(Entries with figure data)
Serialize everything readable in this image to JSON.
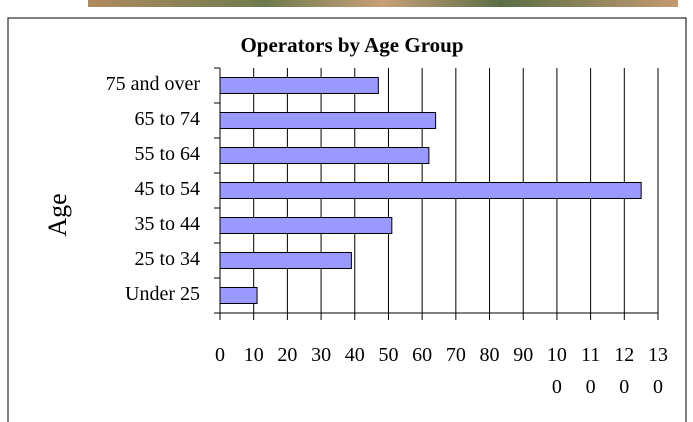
{
  "chart_data": {
    "type": "bar",
    "orientation": "horizontal",
    "title": "Operators by Age Group",
    "y_label": "Age",
    "categories": [
      "Under 25",
      "25 to 34",
      "35 to 44",
      "45 to 54",
      "55 to 64",
      "65 to 74",
      "75 and over"
    ],
    "values": [
      11,
      39,
      51,
      125,
      62,
      64,
      47
    ],
    "color": "#9999ff",
    "xlim": [
      0,
      130
    ],
    "xticks": [
      0,
      10,
      20,
      30,
      40,
      50,
      60,
      70,
      80,
      90,
      100,
      110,
      120,
      130
    ],
    "grid": true
  }
}
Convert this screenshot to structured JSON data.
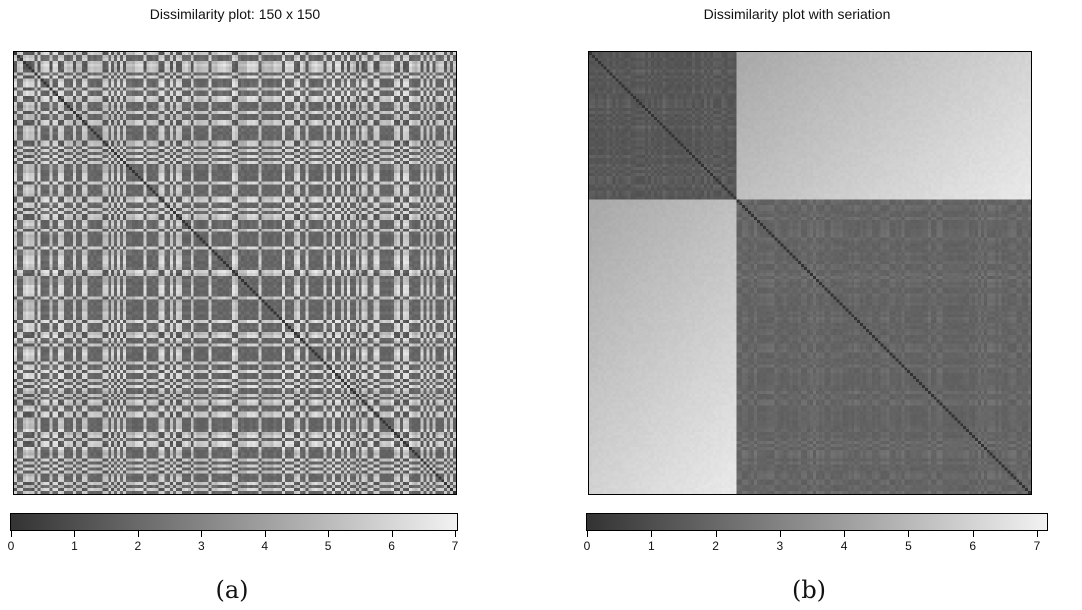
{
  "chart_data": [
    {
      "type": "heatmap",
      "title": "Dissimilarity plot: 150 x 150",
      "caption": "(a)",
      "n": 150,
      "seriation": false,
      "value_range": [
        0,
        7
      ],
      "colorbar": {
        "colors": [
          "#333333",
          "#f2f2f2"
        ],
        "ticks": [
          0,
          1,
          2,
          3,
          4,
          5,
          6,
          7
        ]
      },
      "grid": false,
      "legend": "bottom"
    },
    {
      "type": "heatmap",
      "title": "Dissimilarity plot with seriation",
      "caption": "(b)",
      "n": 150,
      "seriation": true,
      "blocks": [
        {
          "size": 50,
          "within_mean": 1.0
        },
        {
          "size": 100,
          "within_mean": 1.5
        }
      ],
      "between_blocks_range": [
        4.2,
        6.6
      ],
      "value_range": [
        0,
        7
      ],
      "colorbar": {
        "colors": [
          "#333333",
          "#f2f2f2"
        ],
        "ticks": [
          0,
          1,
          2,
          3,
          4,
          5,
          6,
          7
        ]
      },
      "grid": false,
      "legend": "bottom"
    }
  ]
}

> [Your objective]:
Among the entries above, identify all lines with "title" and copy them.

> [Task response]:
    "title": "Operators by Age Group",
      "title": "Dissimilarity plot: 150 x 150",
      "title": "Dissimilarity plot with seriation",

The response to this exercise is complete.